The task: Write out the whole listing again, exactly.

********************

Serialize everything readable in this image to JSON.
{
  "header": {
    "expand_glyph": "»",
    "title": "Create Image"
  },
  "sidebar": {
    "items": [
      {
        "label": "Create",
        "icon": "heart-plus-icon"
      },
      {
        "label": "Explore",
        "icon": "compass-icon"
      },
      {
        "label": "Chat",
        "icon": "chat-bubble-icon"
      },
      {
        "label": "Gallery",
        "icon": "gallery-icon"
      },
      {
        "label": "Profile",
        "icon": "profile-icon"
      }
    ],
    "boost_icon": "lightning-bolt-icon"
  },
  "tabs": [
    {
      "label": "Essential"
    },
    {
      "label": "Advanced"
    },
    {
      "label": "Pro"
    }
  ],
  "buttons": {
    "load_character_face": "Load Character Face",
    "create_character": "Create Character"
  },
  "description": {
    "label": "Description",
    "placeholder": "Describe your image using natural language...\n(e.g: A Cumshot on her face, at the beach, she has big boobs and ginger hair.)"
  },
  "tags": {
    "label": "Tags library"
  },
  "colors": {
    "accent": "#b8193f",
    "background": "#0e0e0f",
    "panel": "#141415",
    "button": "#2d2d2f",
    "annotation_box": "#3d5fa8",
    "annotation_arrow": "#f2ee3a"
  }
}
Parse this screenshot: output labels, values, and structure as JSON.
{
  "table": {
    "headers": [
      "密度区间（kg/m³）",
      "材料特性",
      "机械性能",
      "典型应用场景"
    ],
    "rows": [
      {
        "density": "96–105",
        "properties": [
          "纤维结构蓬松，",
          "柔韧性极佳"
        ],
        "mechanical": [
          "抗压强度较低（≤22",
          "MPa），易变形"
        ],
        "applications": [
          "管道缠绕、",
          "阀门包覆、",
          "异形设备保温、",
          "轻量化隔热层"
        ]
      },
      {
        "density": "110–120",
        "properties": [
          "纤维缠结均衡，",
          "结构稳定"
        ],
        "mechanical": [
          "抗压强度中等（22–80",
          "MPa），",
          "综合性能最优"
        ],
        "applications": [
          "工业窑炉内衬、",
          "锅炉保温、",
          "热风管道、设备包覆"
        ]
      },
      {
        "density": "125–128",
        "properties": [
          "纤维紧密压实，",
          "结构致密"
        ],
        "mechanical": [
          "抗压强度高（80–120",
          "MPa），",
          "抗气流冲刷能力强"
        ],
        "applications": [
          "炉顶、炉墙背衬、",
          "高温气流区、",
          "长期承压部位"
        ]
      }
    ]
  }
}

********************

Expected answer:
Serialize everything readable in this image to JSON.
{
  "header": {
    "expand_glyph": "»",
    "title": "Create Image"
  },
  "sidebar": {
    "items": [
      {
        "label": "Create",
        "icon": "heart-plus-icon"
      },
      {
        "label": "Explore",
        "icon": "compass-icon"
      },
      {
        "label": "Chat",
        "icon": "chat-bubble-icon"
      },
      {
        "label": "Gallery",
        "icon": "gallery-icon"
      },
      {
        "label": "Profile",
        "icon": "profile-icon"
      }
    ],
    "boost_icon": "lightning-bolt-icon"
  },
  "tabs": [
    {
      "label": "Essential"
    },
    {
      "label": "Advanced"
    },
    {
      "label": "Pro"
    }
  ],
  "buttons": {
    "load_character_face": "Load Character Face",
    "create_character": "Create Character"
  },
  "description": {
    "label": "Description",
    "placeholder": "Describe your image using natural language...\n(e.g: A Cumshot on her face, at the beach, she has big boobs and ginger hair.)"
  },
  "tags": {
    "label": "Tags library"
  },
  "colors": {
    "accent": "#b8193f",
    "background": "#0e0e0f",
    "panel": "#141415",
    "button": "#2d2d2f",
    "annotation_box": "#3d5fa8",
    "annotation_arrow": "#f2ee3a"
  }
}
Parse this screenshot: output labels, values, and structure as JSON.
{
  "table": {
    "headers": [
      "密度区间（kg/m³）",
      "材料特性",
      "机械性能",
      "典型应用场景"
    ],
    "rows": [
      {
        "density": "96–105",
        "properties": [
          "纤维结构蓬松，",
          "柔韧性极佳"
        ],
        "mechanical": [
          "抗压强度较低（≤22",
          "MPa），易变形"
        ],
        "applications": [
          "管道缠绕、",
          "阀门包覆、",
          "异形设备保温、",
          "轻量化隔热层"
        ]
      },
      {
        "density": "110–120",
        "properties": [
          "纤维缠结均衡，",
          "结构稳定"
        ],
        "mechanical": [
          "抗压强度中等（22–80",
          "MPa），",
          "综合性能最优"
        ],
        "applications": [
          "工业窑炉内衬、",
          "锅炉保温、",
          "热风管道、设备包覆"
        ]
      },
      {
        "density": "125–128",
        "properties": [
          "纤维紧密压实，",
          "结构致密"
        ],
        "mechanical": [
          "抗压强度高（80–120",
          "MPa），",
          "抗气流冲刷能力强"
        ],
        "applications": [
          "炉顶、炉墙背衬、",
          "高温气流区、",
          "长期承压部位"
        ]
      }
    ]
  }
}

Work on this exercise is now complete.